┌────────

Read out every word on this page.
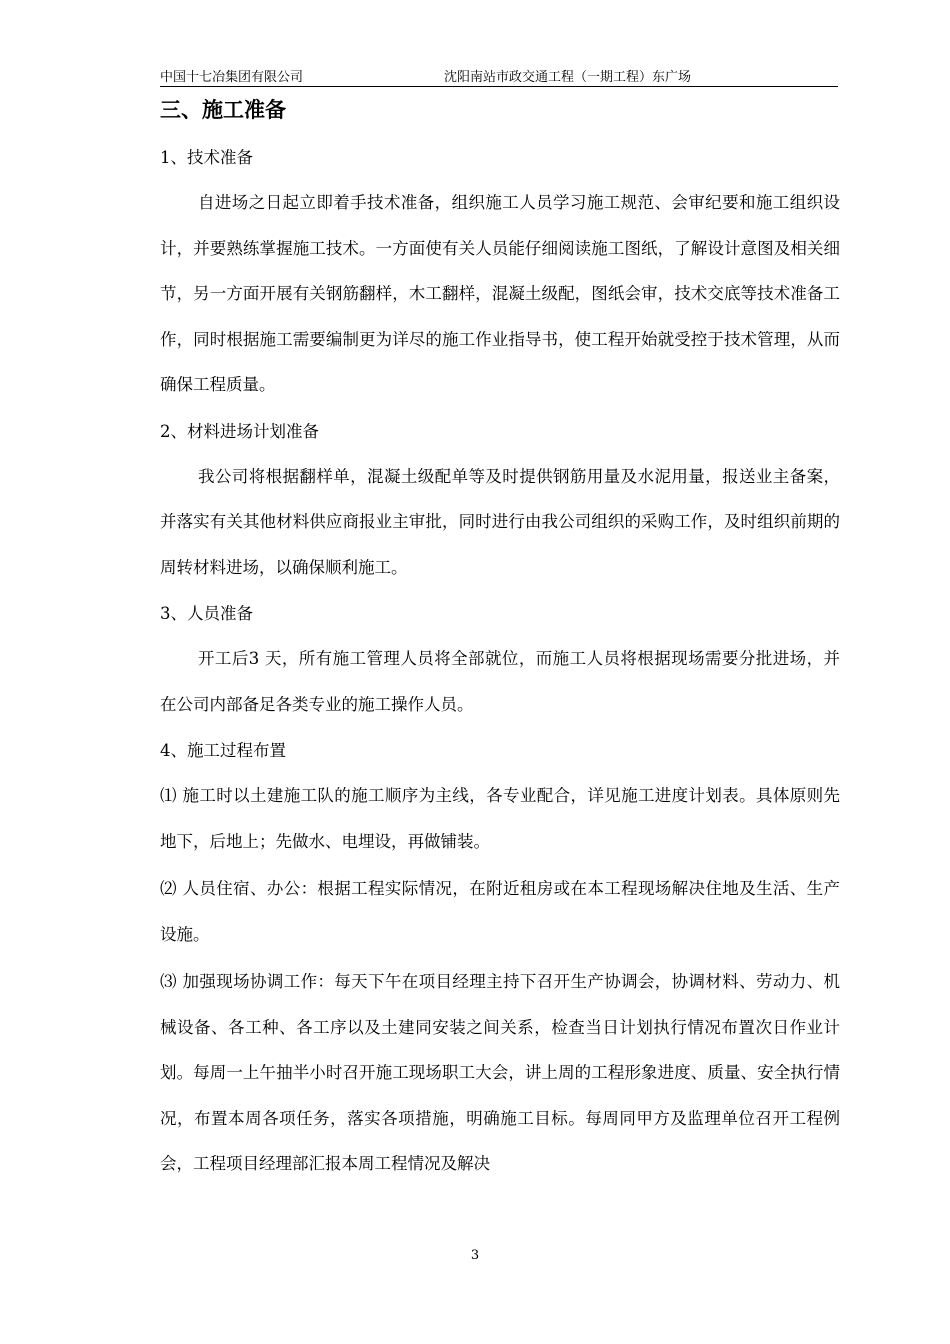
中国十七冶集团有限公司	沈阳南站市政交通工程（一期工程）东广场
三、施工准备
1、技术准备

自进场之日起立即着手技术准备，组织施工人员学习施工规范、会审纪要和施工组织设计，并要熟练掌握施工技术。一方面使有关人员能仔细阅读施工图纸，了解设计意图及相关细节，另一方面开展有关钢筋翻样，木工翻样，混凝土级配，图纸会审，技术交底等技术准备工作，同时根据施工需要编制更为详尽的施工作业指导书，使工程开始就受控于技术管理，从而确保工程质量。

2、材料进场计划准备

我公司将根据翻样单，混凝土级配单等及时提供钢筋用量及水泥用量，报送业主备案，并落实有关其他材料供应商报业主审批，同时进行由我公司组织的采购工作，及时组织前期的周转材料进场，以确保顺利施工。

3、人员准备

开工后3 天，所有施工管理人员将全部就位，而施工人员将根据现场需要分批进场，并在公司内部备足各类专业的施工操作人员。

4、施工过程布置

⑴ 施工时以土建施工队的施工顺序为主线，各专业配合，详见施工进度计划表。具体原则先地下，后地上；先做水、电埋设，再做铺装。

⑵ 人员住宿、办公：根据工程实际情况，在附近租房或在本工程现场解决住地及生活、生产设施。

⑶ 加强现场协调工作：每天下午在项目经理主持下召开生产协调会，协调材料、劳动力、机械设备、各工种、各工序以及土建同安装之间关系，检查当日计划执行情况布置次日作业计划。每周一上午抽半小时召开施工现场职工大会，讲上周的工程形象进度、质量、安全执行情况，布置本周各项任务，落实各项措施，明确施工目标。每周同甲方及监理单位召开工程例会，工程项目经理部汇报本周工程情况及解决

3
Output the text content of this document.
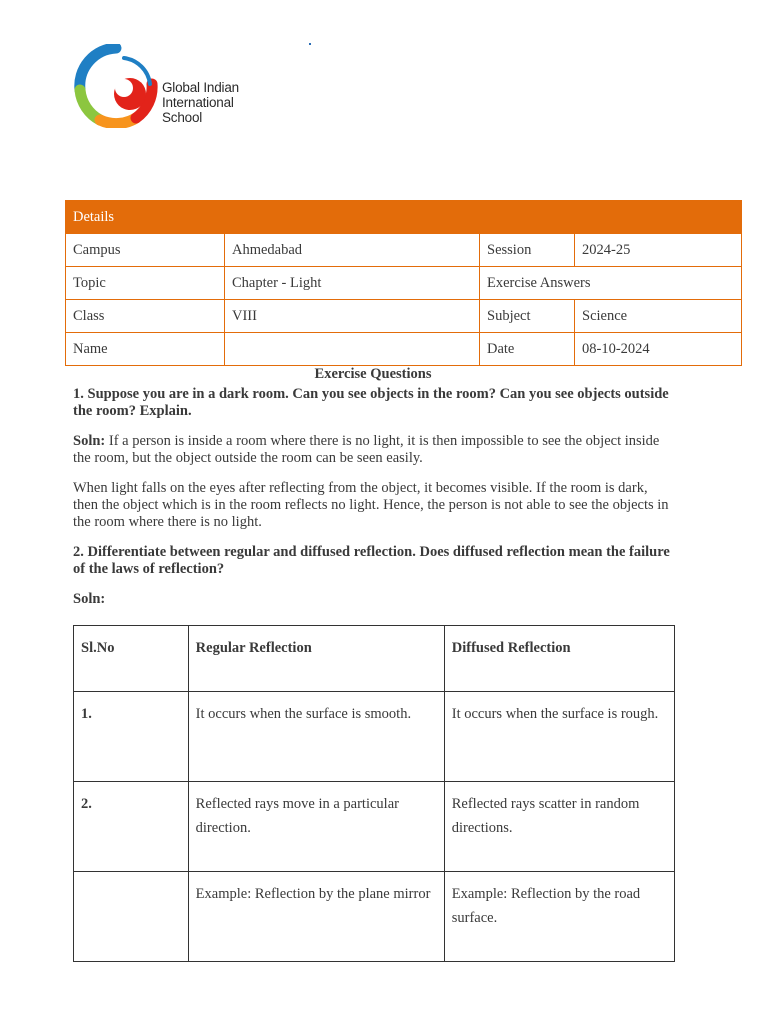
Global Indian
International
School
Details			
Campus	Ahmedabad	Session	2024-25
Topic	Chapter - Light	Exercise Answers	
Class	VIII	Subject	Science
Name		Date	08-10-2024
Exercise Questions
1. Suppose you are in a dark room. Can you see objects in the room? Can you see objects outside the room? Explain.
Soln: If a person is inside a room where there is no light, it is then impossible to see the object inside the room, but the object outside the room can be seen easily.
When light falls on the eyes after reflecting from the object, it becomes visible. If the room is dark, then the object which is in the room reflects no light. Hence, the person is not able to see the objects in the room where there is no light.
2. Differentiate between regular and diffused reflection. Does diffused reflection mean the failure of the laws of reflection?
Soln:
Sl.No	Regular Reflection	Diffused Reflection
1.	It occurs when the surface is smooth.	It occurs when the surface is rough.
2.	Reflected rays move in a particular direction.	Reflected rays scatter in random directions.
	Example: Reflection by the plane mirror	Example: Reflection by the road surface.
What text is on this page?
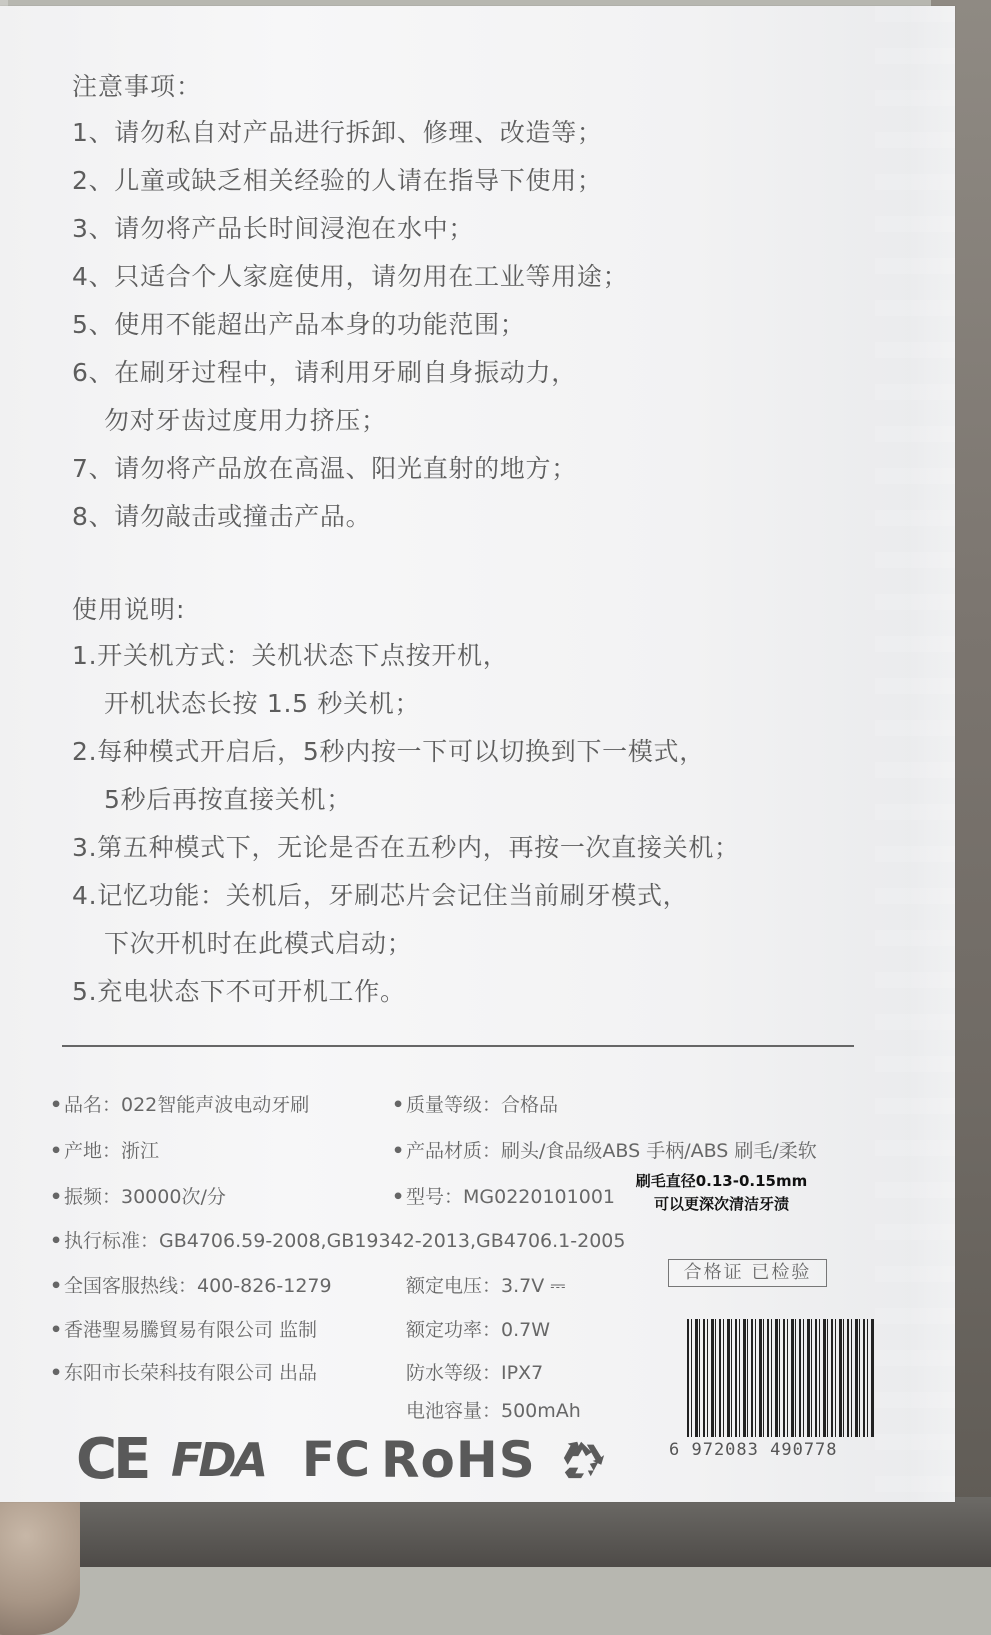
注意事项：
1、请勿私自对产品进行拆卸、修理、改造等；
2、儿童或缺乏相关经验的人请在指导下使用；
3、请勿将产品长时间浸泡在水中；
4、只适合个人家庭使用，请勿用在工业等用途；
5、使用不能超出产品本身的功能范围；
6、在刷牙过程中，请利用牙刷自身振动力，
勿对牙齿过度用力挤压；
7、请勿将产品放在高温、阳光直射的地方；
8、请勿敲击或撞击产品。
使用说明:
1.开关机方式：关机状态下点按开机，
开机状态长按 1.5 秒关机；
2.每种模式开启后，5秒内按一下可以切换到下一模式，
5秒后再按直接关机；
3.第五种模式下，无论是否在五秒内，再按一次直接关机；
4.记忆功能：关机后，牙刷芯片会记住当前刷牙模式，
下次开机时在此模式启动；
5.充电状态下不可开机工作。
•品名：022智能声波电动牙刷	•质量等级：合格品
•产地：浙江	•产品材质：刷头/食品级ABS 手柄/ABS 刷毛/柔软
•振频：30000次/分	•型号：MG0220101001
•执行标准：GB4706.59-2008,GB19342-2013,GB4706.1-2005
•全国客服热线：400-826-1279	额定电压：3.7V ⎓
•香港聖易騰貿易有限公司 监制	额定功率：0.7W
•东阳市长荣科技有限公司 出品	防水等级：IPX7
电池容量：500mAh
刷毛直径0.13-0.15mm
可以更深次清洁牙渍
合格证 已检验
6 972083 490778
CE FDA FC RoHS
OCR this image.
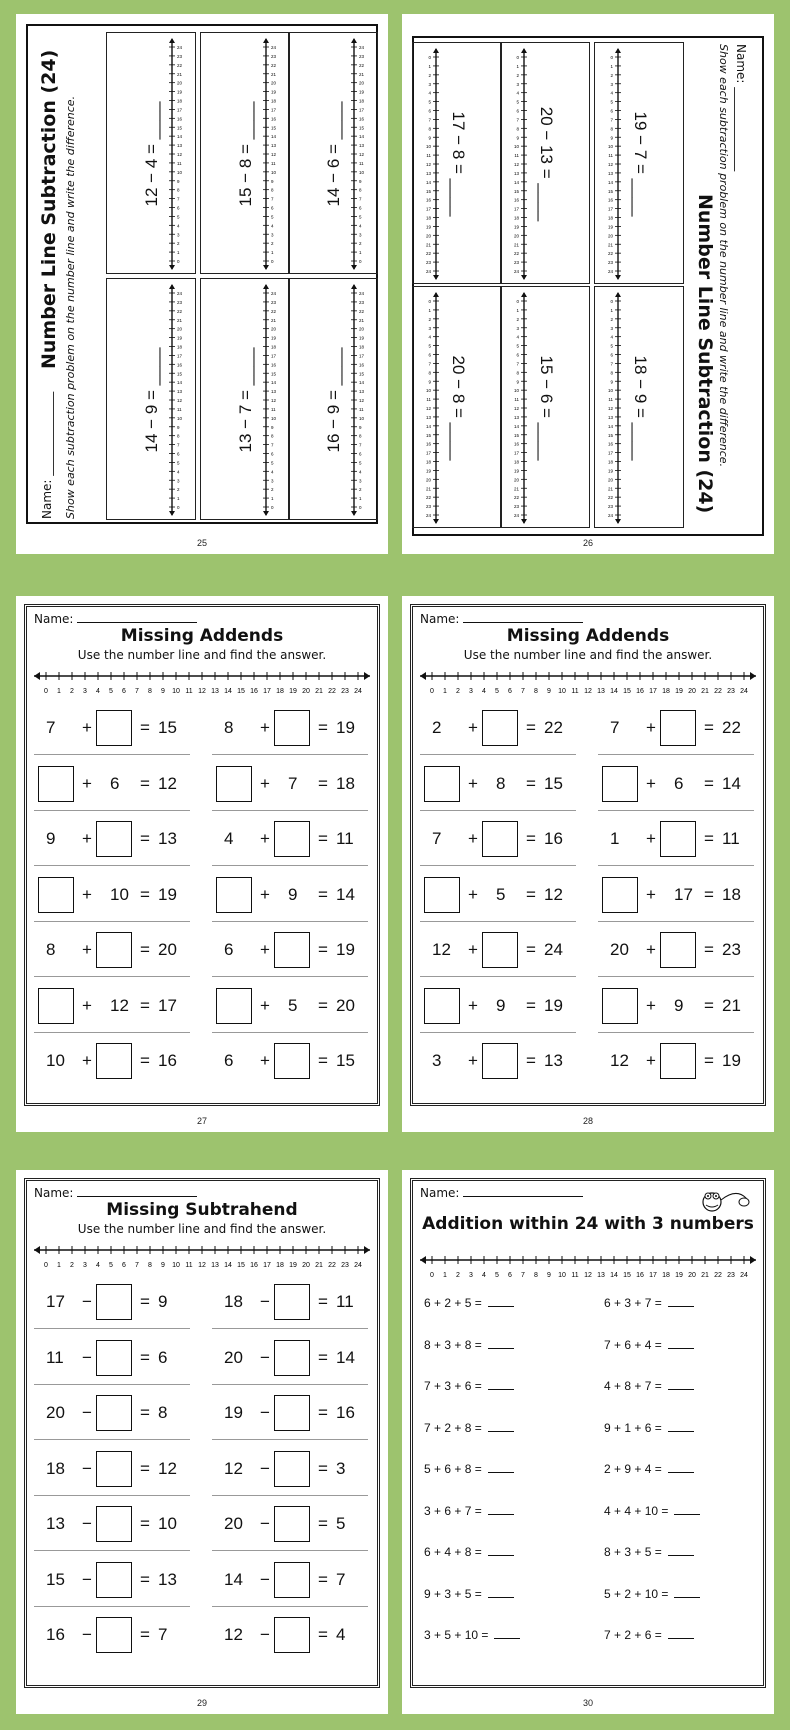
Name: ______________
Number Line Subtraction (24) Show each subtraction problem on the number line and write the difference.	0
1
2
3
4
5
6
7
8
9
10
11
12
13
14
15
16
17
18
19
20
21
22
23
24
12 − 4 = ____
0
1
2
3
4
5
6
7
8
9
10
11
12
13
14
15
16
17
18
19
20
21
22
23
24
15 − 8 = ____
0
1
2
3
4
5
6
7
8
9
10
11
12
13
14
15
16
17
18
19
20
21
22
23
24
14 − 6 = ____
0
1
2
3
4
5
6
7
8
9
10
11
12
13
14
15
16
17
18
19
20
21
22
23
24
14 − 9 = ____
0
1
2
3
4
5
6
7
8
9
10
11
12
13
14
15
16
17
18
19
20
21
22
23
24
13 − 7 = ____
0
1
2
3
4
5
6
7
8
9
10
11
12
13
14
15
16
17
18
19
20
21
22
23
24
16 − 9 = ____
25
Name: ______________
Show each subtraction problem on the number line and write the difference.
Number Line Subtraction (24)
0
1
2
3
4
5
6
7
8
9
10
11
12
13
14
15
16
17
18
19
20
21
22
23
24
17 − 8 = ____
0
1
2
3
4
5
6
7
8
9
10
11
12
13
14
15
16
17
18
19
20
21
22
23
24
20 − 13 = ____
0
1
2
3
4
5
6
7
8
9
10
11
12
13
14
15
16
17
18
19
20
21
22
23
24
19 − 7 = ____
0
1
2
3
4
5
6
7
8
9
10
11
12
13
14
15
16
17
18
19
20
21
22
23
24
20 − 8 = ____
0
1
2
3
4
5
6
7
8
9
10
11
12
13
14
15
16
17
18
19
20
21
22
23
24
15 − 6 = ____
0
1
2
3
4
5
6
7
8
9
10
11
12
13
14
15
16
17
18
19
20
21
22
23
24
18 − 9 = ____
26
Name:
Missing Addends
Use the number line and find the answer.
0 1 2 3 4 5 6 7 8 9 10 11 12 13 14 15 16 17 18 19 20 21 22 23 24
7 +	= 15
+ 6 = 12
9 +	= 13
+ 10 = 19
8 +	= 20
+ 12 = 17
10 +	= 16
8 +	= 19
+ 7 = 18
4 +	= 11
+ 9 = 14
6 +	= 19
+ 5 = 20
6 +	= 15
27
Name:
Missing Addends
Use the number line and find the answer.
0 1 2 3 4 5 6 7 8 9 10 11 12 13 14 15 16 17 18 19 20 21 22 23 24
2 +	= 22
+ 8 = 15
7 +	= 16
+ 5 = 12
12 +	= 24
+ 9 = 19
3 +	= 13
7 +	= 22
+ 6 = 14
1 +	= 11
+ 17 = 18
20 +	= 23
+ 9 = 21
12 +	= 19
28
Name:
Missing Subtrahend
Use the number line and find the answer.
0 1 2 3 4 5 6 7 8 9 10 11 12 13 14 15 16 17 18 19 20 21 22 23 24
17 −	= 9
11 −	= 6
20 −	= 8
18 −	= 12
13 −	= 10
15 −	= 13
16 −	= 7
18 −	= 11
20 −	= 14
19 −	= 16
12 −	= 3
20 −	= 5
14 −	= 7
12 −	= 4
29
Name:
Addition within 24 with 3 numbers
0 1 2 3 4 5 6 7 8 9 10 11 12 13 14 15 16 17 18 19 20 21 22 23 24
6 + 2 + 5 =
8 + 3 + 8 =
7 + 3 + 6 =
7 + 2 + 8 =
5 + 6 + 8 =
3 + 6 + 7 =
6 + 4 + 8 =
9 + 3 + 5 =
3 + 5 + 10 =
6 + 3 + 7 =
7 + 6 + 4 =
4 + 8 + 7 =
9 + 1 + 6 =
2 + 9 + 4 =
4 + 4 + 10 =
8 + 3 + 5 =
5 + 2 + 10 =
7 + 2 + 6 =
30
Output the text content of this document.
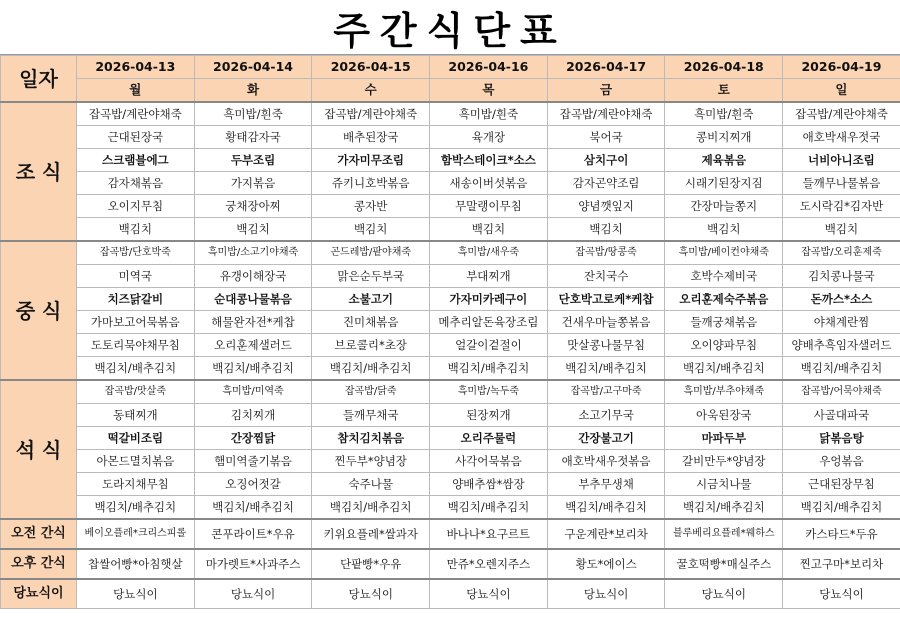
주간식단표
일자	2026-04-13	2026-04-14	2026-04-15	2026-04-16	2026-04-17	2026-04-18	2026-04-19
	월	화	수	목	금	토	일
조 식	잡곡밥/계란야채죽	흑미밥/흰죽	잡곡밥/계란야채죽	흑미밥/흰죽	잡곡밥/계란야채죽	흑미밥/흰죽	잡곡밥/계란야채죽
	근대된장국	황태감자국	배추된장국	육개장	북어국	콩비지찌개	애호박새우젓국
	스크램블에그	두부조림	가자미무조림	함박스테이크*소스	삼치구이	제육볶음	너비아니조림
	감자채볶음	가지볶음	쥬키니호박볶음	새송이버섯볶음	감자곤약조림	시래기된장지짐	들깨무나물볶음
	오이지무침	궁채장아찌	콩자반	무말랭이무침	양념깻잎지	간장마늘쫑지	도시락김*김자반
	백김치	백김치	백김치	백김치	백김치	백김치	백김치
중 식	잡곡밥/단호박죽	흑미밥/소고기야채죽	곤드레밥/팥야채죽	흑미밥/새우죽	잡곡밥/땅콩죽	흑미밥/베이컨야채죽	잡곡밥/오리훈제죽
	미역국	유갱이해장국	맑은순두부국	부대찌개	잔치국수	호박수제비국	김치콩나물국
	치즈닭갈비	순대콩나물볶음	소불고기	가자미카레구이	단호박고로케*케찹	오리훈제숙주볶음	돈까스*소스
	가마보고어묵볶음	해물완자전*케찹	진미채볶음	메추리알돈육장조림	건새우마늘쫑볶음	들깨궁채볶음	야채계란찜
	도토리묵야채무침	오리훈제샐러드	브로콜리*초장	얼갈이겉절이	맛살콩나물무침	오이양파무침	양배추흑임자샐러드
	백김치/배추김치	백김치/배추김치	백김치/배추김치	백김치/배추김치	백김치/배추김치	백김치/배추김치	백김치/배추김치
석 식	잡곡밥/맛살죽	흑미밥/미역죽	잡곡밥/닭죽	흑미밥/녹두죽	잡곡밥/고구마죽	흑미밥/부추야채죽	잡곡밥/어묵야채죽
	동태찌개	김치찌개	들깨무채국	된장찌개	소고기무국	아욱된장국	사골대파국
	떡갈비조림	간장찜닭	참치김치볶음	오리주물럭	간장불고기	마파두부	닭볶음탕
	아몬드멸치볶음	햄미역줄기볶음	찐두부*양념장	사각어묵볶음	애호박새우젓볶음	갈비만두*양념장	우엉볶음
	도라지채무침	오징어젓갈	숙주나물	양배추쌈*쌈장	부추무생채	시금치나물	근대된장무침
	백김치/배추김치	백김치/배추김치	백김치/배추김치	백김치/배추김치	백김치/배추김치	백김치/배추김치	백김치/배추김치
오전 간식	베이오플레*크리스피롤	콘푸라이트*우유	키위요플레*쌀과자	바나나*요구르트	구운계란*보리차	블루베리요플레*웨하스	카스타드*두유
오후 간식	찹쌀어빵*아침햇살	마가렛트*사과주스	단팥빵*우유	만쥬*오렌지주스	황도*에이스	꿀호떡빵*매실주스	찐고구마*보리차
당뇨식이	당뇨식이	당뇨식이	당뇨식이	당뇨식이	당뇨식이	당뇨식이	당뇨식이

└────────

- **Work instructions**: Of the lines above, how many hold the string "then"? Answer with only the number.

- **The completed task**: 2